» Task to carry out
Restate the full set of records exactly, word for word.

» Source material

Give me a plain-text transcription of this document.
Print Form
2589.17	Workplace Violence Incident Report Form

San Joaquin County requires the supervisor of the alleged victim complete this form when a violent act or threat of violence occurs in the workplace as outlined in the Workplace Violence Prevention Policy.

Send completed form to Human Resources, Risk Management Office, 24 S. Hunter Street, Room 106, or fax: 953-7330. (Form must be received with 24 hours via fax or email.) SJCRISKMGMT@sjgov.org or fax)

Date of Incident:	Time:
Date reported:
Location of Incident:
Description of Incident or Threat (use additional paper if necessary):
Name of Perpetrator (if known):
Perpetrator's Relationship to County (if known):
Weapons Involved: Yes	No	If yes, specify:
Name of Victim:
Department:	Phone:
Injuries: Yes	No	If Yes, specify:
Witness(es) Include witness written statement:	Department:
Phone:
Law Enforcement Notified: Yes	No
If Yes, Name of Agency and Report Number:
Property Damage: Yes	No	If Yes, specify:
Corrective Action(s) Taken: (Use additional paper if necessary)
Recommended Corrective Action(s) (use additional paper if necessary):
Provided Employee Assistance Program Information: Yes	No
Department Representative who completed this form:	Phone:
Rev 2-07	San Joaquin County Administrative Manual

» Task result
Give me a plain-text transcription of this document.
Print Form
2589.17	Workplace Violence Incident Report Form

San Joaquin County requires the supervisor of the alleged victim complete this form when a violent act or threat of violence occurs in the workplace as outlined in the Workplace Violence Prevention Policy.

Send completed form to Human Resources, Risk Management Office, 24 S. Hunter Street, Room 106, or fax: 953-7330. (Form must be received with 24 hours via fax or email.) SJCRISKMGMT@sjgov.org or fax)

Date of Incident:	Time:
Date reported:
Location of Incident:
Description of Incident or Threat (use additional paper if necessary):
Name of Perpetrator (if known):
Perpetrator's Relationship to County (if known):
Weapons Involved: Yes	No	If yes, specify:
Name of Victim:
Department:	Phone:
Injuries: Yes	No	If Yes, specify:
Witness(es) Include witness written statement:	Department:
Phone:
Law Enforcement Notified: Yes	No
If Yes, Name of Agency and Report Number:
Property Damage: Yes	No	If Yes, specify:
Corrective Action(s) Taken: (Use additional paper if necessary)
Recommended Corrective Action(s) (use additional paper if necessary):
Provided Employee Assistance Program Information: Yes	No
Department Representative who completed this form:	Phone:
Rev 2-07	San Joaquin County Administrative Manual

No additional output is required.